[Short task]: Leave out the pictures and repeat everything else in the records exactly.

[Task input]:
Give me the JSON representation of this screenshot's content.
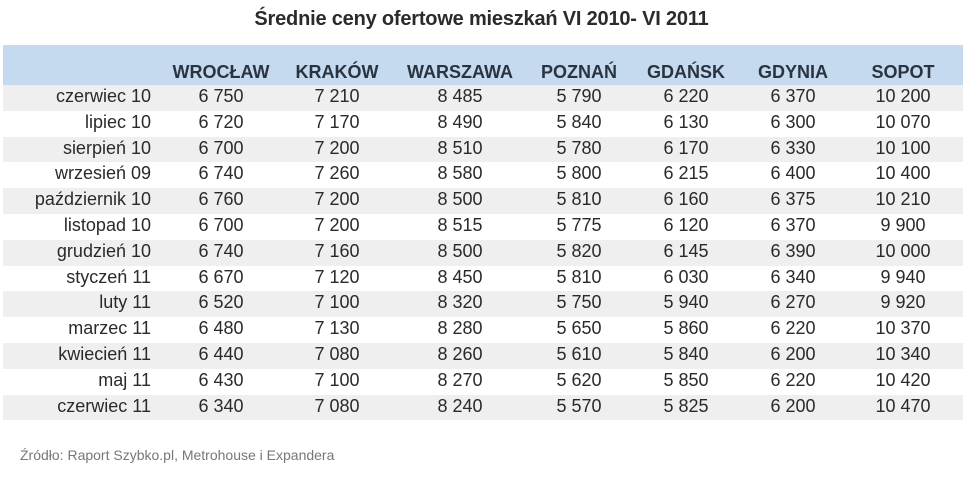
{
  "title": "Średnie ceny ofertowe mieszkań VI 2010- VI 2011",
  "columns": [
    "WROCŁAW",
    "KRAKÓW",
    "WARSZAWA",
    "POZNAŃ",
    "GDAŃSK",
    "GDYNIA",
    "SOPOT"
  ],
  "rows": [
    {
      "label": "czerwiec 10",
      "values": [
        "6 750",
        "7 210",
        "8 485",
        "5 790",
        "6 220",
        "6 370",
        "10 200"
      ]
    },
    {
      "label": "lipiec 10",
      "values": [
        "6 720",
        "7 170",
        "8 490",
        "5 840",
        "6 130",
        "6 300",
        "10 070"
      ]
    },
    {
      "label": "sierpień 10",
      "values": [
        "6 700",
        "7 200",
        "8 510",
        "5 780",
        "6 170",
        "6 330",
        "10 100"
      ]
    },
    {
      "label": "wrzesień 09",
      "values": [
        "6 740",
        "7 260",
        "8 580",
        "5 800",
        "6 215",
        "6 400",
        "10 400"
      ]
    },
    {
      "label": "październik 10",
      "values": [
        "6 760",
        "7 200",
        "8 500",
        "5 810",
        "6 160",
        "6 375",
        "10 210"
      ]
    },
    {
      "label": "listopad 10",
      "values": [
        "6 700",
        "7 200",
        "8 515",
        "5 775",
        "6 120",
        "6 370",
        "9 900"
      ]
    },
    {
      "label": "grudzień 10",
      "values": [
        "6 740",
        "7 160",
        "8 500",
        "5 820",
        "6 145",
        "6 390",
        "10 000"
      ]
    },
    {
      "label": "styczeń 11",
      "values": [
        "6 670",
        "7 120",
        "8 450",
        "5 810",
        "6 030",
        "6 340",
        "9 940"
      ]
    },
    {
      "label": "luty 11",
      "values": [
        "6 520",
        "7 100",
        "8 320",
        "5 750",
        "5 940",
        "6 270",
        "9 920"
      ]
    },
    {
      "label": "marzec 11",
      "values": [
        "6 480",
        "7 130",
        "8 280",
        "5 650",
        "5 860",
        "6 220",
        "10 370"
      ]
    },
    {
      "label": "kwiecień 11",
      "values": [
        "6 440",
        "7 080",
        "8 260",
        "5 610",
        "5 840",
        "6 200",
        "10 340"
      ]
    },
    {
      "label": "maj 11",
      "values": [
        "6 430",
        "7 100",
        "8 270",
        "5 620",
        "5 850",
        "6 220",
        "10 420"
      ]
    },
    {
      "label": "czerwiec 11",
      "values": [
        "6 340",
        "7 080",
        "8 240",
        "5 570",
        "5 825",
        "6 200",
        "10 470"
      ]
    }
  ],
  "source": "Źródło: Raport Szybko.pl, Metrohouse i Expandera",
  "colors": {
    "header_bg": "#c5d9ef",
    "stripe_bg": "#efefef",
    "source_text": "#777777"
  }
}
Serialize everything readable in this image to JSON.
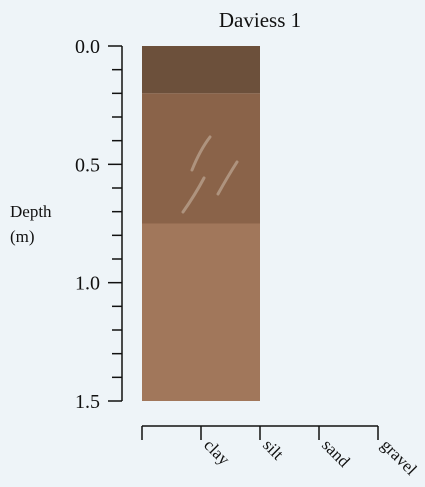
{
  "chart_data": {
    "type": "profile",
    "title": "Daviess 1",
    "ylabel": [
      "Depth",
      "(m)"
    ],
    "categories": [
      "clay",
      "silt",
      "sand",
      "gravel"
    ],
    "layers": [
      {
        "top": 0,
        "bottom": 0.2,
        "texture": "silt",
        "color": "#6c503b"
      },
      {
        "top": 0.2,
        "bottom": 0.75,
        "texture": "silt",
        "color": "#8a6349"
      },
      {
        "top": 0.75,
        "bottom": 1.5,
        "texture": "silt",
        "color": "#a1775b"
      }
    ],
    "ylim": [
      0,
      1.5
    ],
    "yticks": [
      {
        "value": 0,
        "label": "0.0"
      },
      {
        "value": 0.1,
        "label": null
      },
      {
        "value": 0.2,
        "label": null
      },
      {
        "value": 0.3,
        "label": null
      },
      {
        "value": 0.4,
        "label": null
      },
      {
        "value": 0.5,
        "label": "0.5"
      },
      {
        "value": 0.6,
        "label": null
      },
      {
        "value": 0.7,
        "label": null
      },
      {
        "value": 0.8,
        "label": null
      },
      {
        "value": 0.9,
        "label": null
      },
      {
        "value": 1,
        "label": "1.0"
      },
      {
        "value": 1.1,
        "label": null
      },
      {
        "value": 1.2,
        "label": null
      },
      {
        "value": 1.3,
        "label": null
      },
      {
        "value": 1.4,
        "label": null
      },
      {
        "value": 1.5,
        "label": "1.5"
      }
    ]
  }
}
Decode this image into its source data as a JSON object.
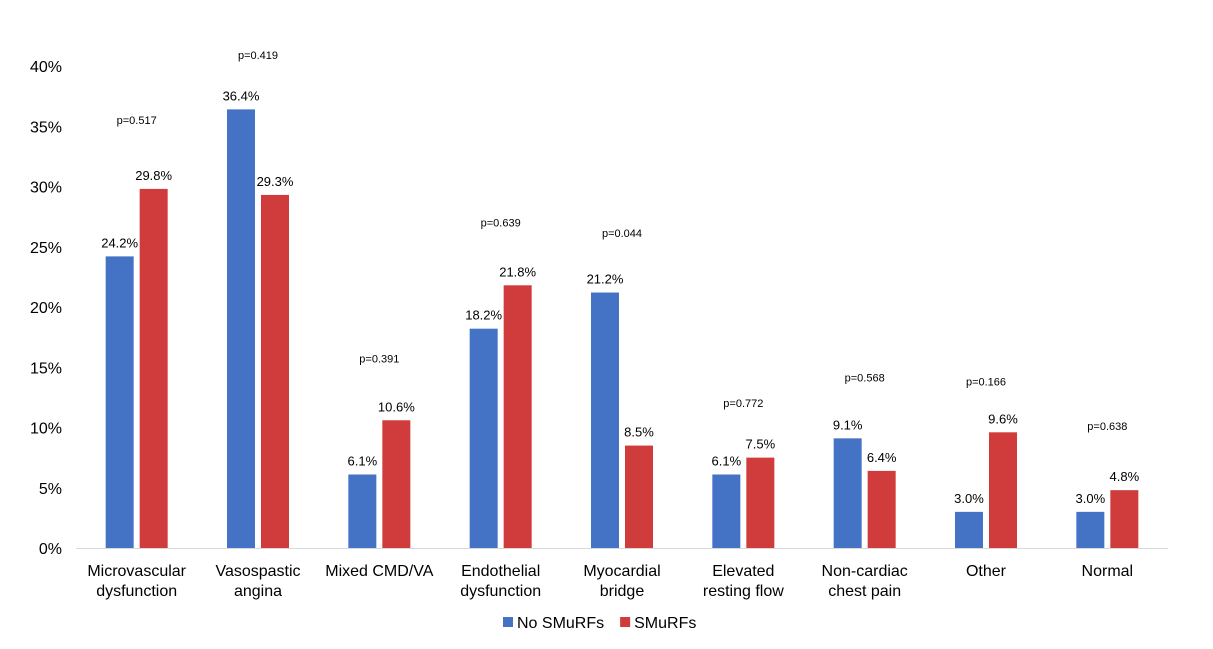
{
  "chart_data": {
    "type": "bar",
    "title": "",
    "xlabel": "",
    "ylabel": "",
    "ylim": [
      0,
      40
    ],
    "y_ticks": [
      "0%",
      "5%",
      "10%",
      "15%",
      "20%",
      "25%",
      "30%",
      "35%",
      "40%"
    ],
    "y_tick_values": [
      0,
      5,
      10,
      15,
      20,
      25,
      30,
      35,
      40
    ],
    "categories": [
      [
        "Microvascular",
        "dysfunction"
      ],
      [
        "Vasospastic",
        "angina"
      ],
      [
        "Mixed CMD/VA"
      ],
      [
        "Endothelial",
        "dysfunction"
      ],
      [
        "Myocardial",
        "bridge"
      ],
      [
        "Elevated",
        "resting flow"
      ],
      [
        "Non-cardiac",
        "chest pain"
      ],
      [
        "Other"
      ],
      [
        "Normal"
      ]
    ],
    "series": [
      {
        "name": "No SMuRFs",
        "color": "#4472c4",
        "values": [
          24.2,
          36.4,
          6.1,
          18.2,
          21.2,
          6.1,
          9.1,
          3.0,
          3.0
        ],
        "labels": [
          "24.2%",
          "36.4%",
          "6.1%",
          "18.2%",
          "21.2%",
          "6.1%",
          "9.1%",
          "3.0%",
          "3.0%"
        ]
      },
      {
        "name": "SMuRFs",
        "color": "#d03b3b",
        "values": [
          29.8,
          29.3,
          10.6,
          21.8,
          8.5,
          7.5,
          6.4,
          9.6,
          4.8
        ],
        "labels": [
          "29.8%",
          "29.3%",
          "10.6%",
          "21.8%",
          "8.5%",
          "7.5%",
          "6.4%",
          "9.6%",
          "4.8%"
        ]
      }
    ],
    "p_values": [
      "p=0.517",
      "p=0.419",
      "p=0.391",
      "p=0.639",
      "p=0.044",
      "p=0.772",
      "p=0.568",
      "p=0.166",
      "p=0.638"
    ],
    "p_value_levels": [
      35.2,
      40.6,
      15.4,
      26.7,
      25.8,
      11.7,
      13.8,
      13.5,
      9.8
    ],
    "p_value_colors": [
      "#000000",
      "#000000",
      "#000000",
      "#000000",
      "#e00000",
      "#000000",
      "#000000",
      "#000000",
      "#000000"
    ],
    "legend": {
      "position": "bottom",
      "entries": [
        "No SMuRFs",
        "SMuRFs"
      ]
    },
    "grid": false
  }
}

[Result for this exercise]:
Give me the JSON representation of this screenshot's content.
{
  "title": "Średnie ceny ofertowe mieszkań VI 2010- VI 2011",
  "columns": [
    "WROCŁAW",
    "KRAKÓW",
    "WARSZAWA",
    "POZNAŃ",
    "GDAŃSK",
    "GDYNIA",
    "SOPOT"
  ],
  "rows": [
    {
      "label": "czerwiec 10",
      "values": [
        "6 750",
        "7 210",
        "8 485",
        "5 790",
        "6 220",
        "6 370",
        "10 200"
      ]
    },
    {
      "label": "lipiec 10",
      "values": [
        "6 720",
        "7 170",
        "8 490",
        "5 840",
        "6 130",
        "6 300",
        "10 070"
      ]
    },
    {
      "label": "sierpień 10",
      "values": [
        "6 700",
        "7 200",
        "8 510",
        "5 780",
        "6 170",
        "6 330",
        "10 100"
      ]
    },
    {
      "label": "wrzesień 09",
      "values": [
        "6 740",
        "7 260",
        "8 580",
        "5 800",
        "6 215",
        "6 400",
        "10 400"
      ]
    },
    {
      "label": "październik 10",
      "values": [
        "6 760",
        "7 200",
        "8 500",
        "5 810",
        "6 160",
        "6 375",
        "10 210"
      ]
    },
    {
      "label": "listopad 10",
      "values": [
        "6 700",
        "7 200",
        "8 515",
        "5 775",
        "6 120",
        "6 370",
        "9 900"
      ]
    },
    {
      "label": "grudzień 10",
      "values": [
        "6 740",
        "7 160",
        "8 500",
        "5 820",
        "6 145",
        "6 390",
        "10 000"
      ]
    },
    {
      "label": "styczeń 11",
      "values": [
        "6 670",
        "7 120",
        "8 450",
        "5 810",
        "6 030",
        "6 340",
        "9 940"
      ]
    },
    {
      "label": "luty 11",
      "values": [
        "6 520",
        "7 100",
        "8 320",
        "5 750",
        "5 940",
        "6 270",
        "9 920"
      ]
    },
    {
      "label": "marzec 11",
      "values": [
        "6 480",
        "7 130",
        "8 280",
        "5 650",
        "5 860",
        "6 220",
        "10 370"
      ]
    },
    {
      "label": "kwiecień 11",
      "values": [
        "6 440",
        "7 080",
        "8 260",
        "5 610",
        "5 840",
        "6 200",
        "10 340"
      ]
    },
    {
      "label": "maj 11",
      "values": [
        "6 430",
        "7 100",
        "8 270",
        "5 620",
        "5 850",
        "6 220",
        "10 420"
      ]
    },
    {
      "label": "czerwiec 11",
      "values": [
        "6 340",
        "7 080",
        "8 240",
        "5 570",
        "5 825",
        "6 200",
        "10 470"
      ]
    }
  ],
  "source": "Źródło: Raport Szybko.pl, Metrohouse i Expandera",
  "colors": {
    "header_bg": "#c5d9ef",
    "stripe_bg": "#efefef",
    "source_text": "#777777"
  }
}
Serialize everything readable in this image to JSON.
{
  "chart_data": {
    "type": "profile",
    "title": "Daviess 1",
    "ylabel": [
      "Depth",
      "(m)"
    ],
    "categories": [
      "clay",
      "silt",
      "sand",
      "gravel"
    ],
    "layers": [
      {
        "top": 0,
        "bottom": 0.2,
        "texture": "silt",
        "color": "#6c503b"
      },
      {
        "top": 0.2,
        "bottom": 0.75,
        "texture": "silt",
        "color": "#8a6349"
      },
      {
        "top": 0.75,
        "bottom": 1.5,
        "texture": "silt",
        "color": "#a1775b"
      }
    ],
    "ylim": [
      0,
      1.5
    ],
    "yticks": [
      {
        "value": 0,
        "label": "0.0"
      },
      {
        "value": 0.1,
        "label": null
      },
      {
        "value": 0.2,
        "label": null
      },
      {
        "value": 0.3,
        "label": null
      },
      {
        "value": 0.4,
        "label": null
      },
      {
        "value": 0.5,
        "label": "0.5"
      },
      {
        "value": 0.6,
        "label": null
      },
      {
        "value": 0.7,
        "label": null
      },
      {
        "value": 0.8,
        "label": null
      },
      {
        "value": 0.9,
        "label": null
      },
      {
        "value": 1,
        "label": "1.0"
      },
      {
        "value": 1.1,
        "label": null
      },
      {
        "value": 1.2,
        "label": null
      },
      {
        "value": 1.3,
        "label": null
      },
      {
        "value": 1.4,
        "label": null
      },
      {
        "value": 1.5,
        "label": "1.5"
      }
    ]
  }
}
Decode this image into its source data as a JSON object.
{
  "chart_data": {
    "type": "bar",
    "title": "",
    "xlabel": "",
    "ylabel": "",
    "ylim": [
      0,
      40
    ],
    "y_ticks": [
      "0%",
      "5%",
      "10%",
      "15%",
      "20%",
      "25%",
      "30%",
      "35%",
      "40%"
    ],
    "y_tick_values": [
      0,
      5,
      10,
      15,
      20,
      25,
      30,
      35,
      40
    ],
    "categories": [
      [
        "Microvascular",
        "dysfunction"
      ],
      [
        "Vasospastic",
        "angina"
      ],
      [
        "Mixed CMD/VA"
      ],
      [
        "Endothelial",
        "dysfunction"
      ],
      [
        "Myocardial",
        "bridge"
      ],
      [
        "Elevated",
        "resting flow"
      ],
      [
        "Non-cardiac",
        "chest pain"
      ],
      [
        "Other"
      ],
      [
        "Normal"
      ]
    ],
    "series": [
      {
        "name": "No SMuRFs",
        "color": "#4472c4",
        "values": [
          24.2,
          36.4,
          6.1,
          18.2,
          21.2,
          6.1,
          9.1,
          3.0,
          3.0
        ],
        "labels": [
          "24.2%",
          "36.4%",
          "6.1%",
          "18.2%",
          "21.2%",
          "6.1%",
          "9.1%",
          "3.0%",
          "3.0%"
        ]
      },
      {
        "name": "SMuRFs",
        "color": "#d03b3b",
        "values": [
          29.8,
          29.3,
          10.6,
          21.8,
          8.5,
          7.5,
          6.4,
          9.6,
          4.8
        ],
        "labels": [
          "29.8%",
          "29.3%",
          "10.6%",
          "21.8%",
          "8.5%",
          "7.5%",
          "6.4%",
          "9.6%",
          "4.8%"
        ]
      }
    ],
    "p_values": [
      "p=0.517",
      "p=0.419",
      "p=0.391",
      "p=0.639",
      "p=0.044",
      "p=0.772",
      "p=0.568",
      "p=0.166",
      "p=0.638"
    ],
    "p_value_levels": [
      35.2,
      40.6,
      15.4,
      26.7,
      25.8,
      11.7,
      13.8,
      13.5,
      9.8
    ],
    "p_value_colors": [
      "#000000",
      "#000000",
      "#000000",
      "#000000",
      "#e00000",
      "#000000",
      "#000000",
      "#000000",
      "#000000"
    ],
    "legend": {
      "position": "bottom",
      "entries": [
        "No SMuRFs",
        "SMuRFs"
      ]
    },
    "grid": false
  }
}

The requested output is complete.